Some records

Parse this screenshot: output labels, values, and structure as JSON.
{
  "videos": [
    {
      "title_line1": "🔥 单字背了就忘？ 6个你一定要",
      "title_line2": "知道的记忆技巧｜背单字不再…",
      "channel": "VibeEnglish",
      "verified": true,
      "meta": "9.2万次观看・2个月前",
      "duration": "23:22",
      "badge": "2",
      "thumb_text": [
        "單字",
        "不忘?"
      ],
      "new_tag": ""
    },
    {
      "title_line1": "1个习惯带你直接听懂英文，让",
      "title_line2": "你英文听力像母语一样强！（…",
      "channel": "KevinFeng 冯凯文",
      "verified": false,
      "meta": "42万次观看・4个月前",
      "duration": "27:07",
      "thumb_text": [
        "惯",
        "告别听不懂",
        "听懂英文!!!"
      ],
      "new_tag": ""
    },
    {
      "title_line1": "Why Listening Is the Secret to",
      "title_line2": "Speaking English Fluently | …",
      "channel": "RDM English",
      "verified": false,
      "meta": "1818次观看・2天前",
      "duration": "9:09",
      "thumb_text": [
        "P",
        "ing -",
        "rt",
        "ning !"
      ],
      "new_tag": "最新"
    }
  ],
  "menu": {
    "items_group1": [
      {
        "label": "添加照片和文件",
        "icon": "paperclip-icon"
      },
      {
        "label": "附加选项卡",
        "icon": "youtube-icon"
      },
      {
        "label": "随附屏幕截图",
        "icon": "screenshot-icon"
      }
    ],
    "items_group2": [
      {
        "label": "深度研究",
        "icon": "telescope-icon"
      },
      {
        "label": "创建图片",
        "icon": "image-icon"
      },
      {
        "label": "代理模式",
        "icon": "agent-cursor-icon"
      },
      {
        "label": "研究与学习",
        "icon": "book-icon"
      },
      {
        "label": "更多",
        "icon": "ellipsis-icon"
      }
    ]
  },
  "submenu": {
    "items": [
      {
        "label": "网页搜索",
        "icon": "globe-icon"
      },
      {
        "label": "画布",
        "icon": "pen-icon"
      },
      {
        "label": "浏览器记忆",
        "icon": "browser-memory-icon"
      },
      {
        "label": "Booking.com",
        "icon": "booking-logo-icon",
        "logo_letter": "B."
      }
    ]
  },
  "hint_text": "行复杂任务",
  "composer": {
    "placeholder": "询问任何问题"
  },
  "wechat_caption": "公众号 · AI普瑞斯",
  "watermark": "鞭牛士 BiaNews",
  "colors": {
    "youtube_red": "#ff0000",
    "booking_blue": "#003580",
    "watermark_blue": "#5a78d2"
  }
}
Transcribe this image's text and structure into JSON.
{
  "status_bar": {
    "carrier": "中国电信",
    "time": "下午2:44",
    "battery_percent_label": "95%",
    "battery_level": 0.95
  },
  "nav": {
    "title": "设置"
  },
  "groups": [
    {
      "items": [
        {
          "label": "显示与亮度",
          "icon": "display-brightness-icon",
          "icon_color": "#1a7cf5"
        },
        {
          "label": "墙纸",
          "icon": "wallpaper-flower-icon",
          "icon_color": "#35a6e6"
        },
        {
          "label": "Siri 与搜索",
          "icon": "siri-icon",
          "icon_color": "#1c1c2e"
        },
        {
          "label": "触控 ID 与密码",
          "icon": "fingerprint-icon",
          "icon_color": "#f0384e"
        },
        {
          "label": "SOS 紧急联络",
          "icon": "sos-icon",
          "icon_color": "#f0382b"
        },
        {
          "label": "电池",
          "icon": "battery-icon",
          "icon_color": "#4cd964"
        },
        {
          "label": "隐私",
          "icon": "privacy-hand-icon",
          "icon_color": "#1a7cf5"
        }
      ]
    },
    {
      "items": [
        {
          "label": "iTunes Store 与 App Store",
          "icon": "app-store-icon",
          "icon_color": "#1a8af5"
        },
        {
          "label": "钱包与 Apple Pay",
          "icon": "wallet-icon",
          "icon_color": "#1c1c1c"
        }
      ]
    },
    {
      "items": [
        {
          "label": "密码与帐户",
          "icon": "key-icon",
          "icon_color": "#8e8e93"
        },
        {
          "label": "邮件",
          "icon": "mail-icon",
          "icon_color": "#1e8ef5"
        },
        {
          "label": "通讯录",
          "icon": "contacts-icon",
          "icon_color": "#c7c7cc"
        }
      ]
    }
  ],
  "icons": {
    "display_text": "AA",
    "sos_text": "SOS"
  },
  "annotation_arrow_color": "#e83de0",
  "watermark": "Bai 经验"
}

* WRITTEN PROBLEM: Identify all lines where the word "JSON" shows up. Copy them.

* COMPLETED TASK:
Parse this screenshot: output labels, values, and structure as JSON.
Transcribe this image's text and structure into JSON.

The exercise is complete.